→ OBJECTIVE
Find every line in the records below that contains the word "color", and copy each such line.

→ Items from a figure collection
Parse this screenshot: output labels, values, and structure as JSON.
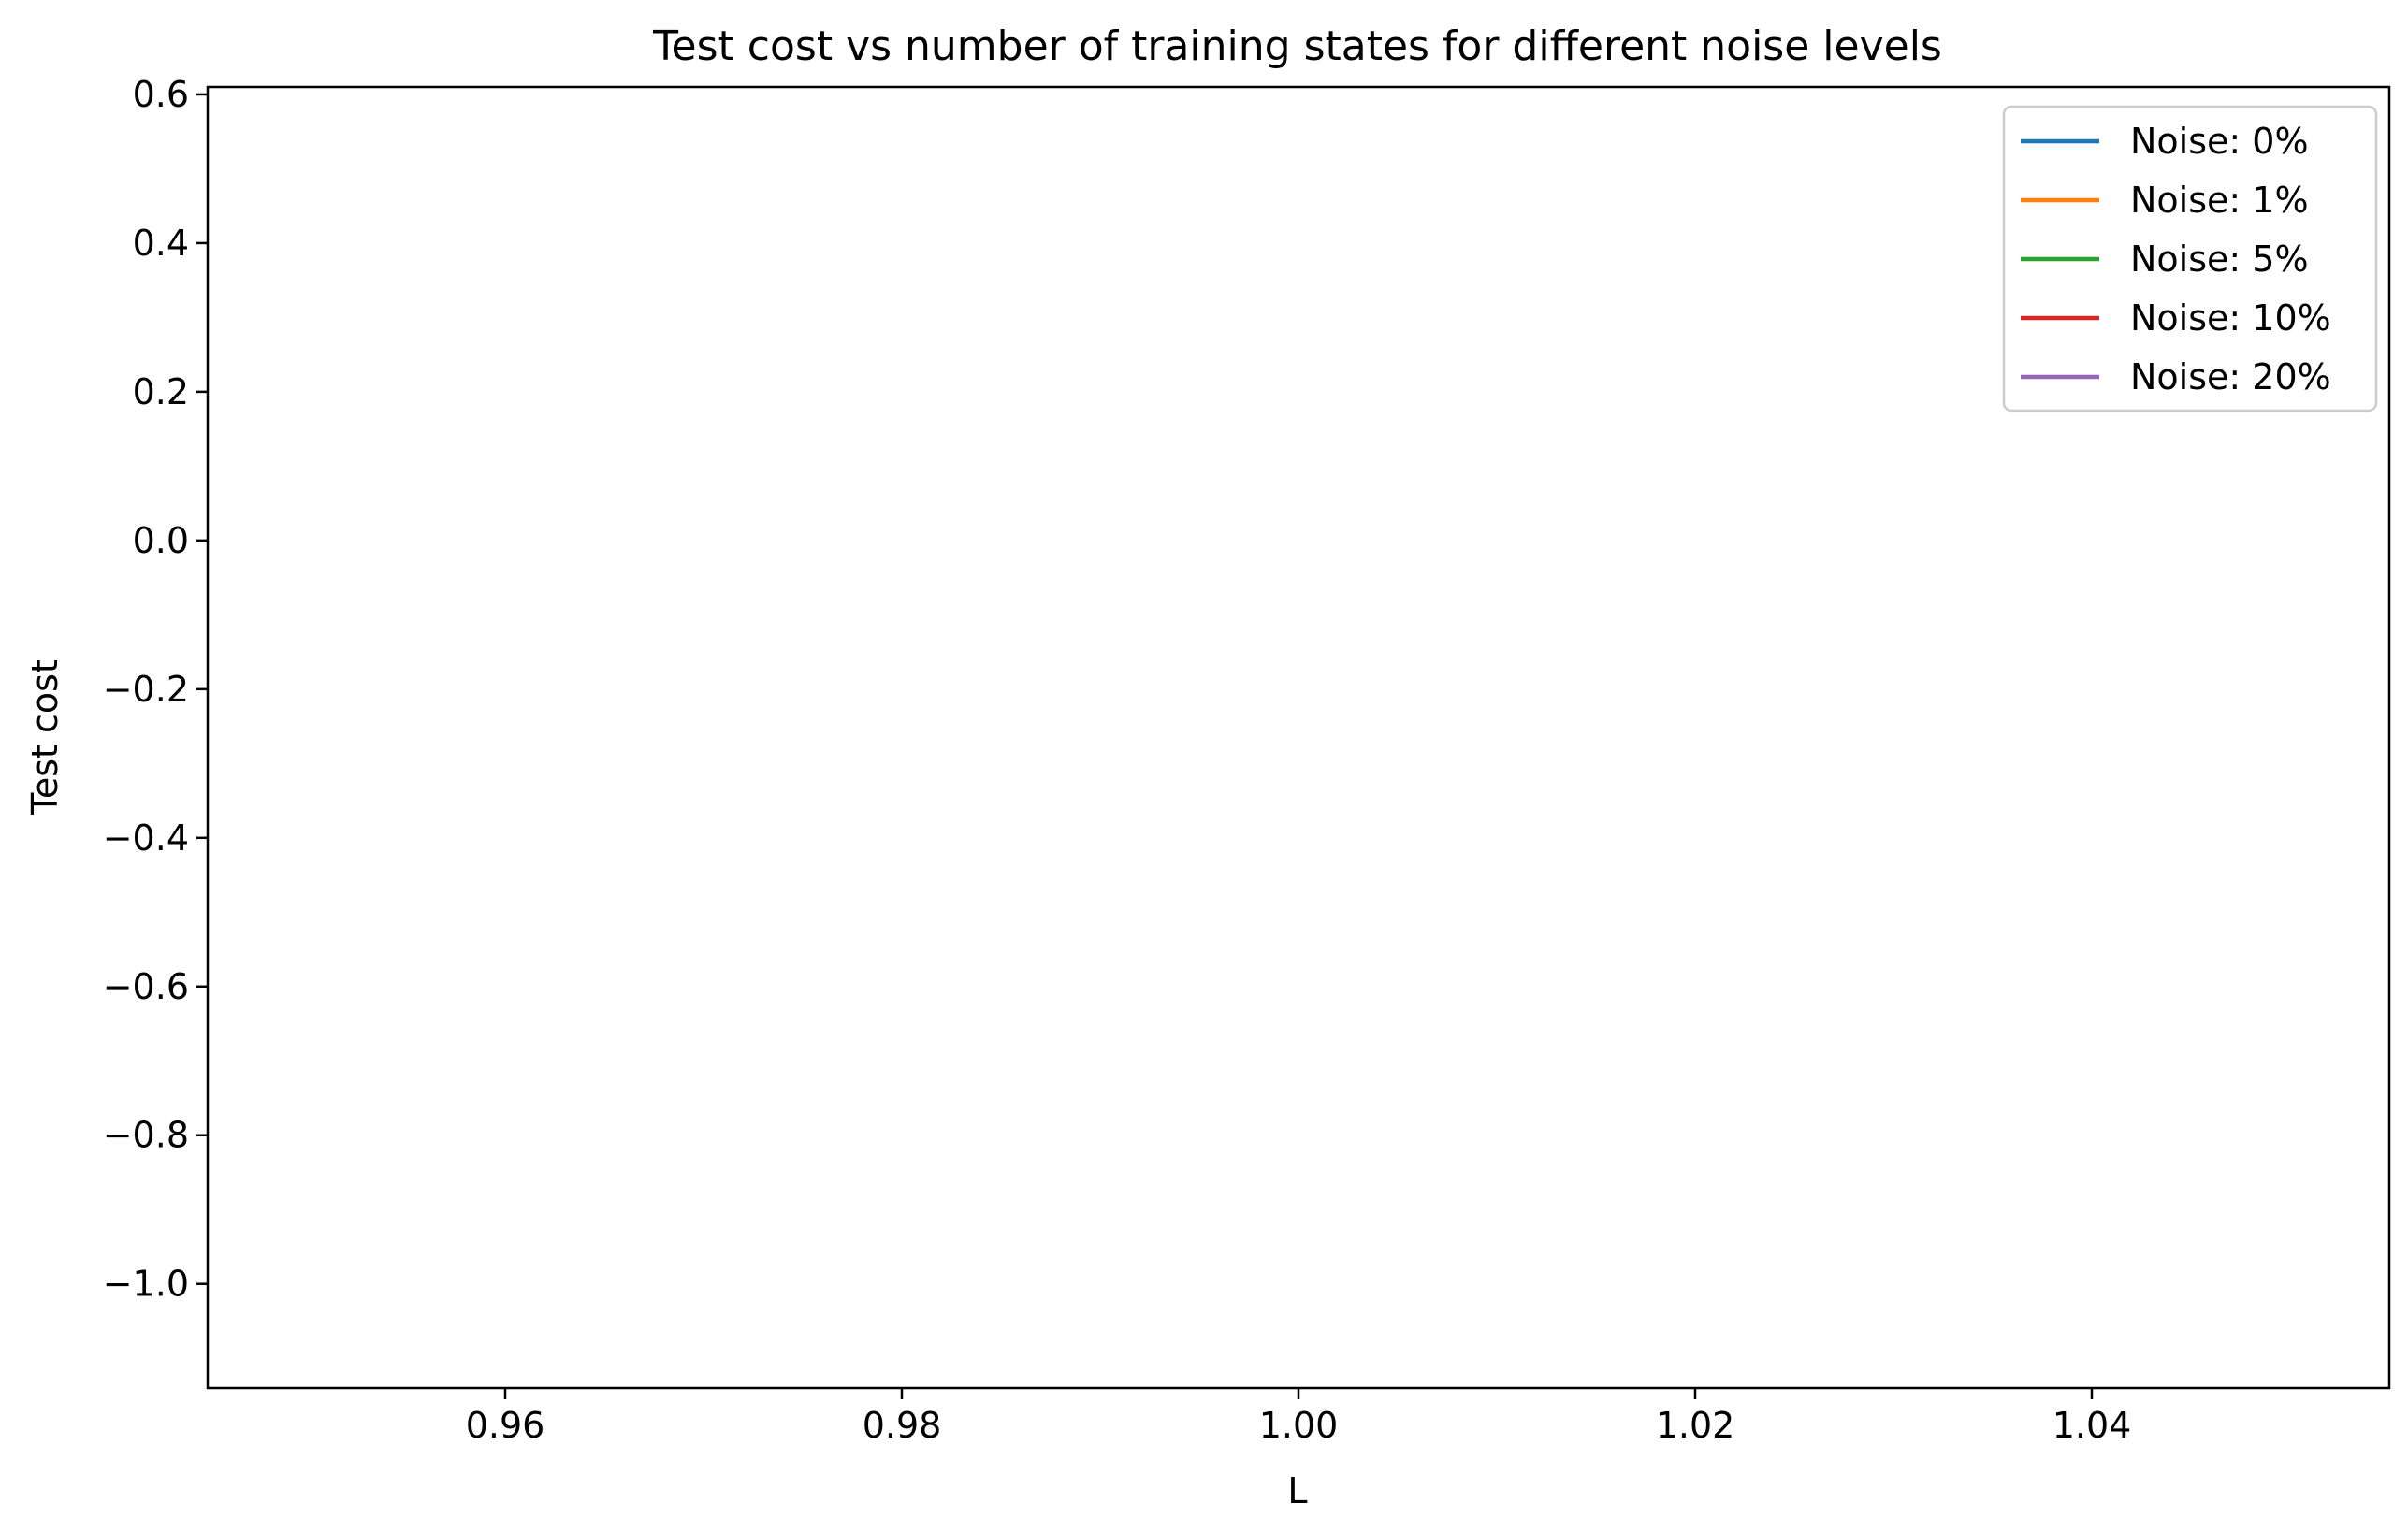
{
  "chart_data": {
    "type": "line",
    "title": "Test cost vs number of training states for different noise levels",
    "xlabel": "L",
    "ylabel": "Test cost",
    "xlim": [
      0.945,
      1.055
    ],
    "ylim": [
      -1.14,
      0.61
    ],
    "xticks": [
      0.96,
      0.98,
      1.0,
      1.02,
      1.04
    ],
    "xtick_labels": [
      "0.96",
      "0.98",
      "1.00",
      "1.02",
      "1.04"
    ],
    "yticks": [
      0.6,
      0.4,
      0.2,
      0.0,
      -0.2,
      -0.4,
      -0.6,
      -0.8,
      -1.0
    ],
    "ytick_labels": [
      "0.6",
      "0.4",
      "0.2",
      "0.0",
      "−0.2",
      "−0.4",
      "−0.6",
      "−0.8",
      "−1.0"
    ],
    "grid": false,
    "legend_position": "top-right",
    "series": [
      {
        "name": "Noise: 0%",
        "color": "#1f77b4",
        "x": [],
        "y": []
      },
      {
        "name": "Noise: 1%",
        "color": "#ff7f0e",
        "x": [],
        "y": []
      },
      {
        "name": "Noise: 5%",
        "color": "#2ca02c",
        "x": [],
        "y": []
      },
      {
        "name": "Noise: 10%",
        "color": "#d62728",
        "x": [],
        "y": []
      },
      {
        "name": "Noise: 20%",
        "color": "#9467bd",
        "x": [],
        "y": []
      }
    ]
  }
}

→ WRITTEN RESPONSE
        "color": "#1f77b4",
        "color": "#ff7f0e",
        "color": "#2ca02c",
        "color": "#d62728",
        "color": "#9467bd",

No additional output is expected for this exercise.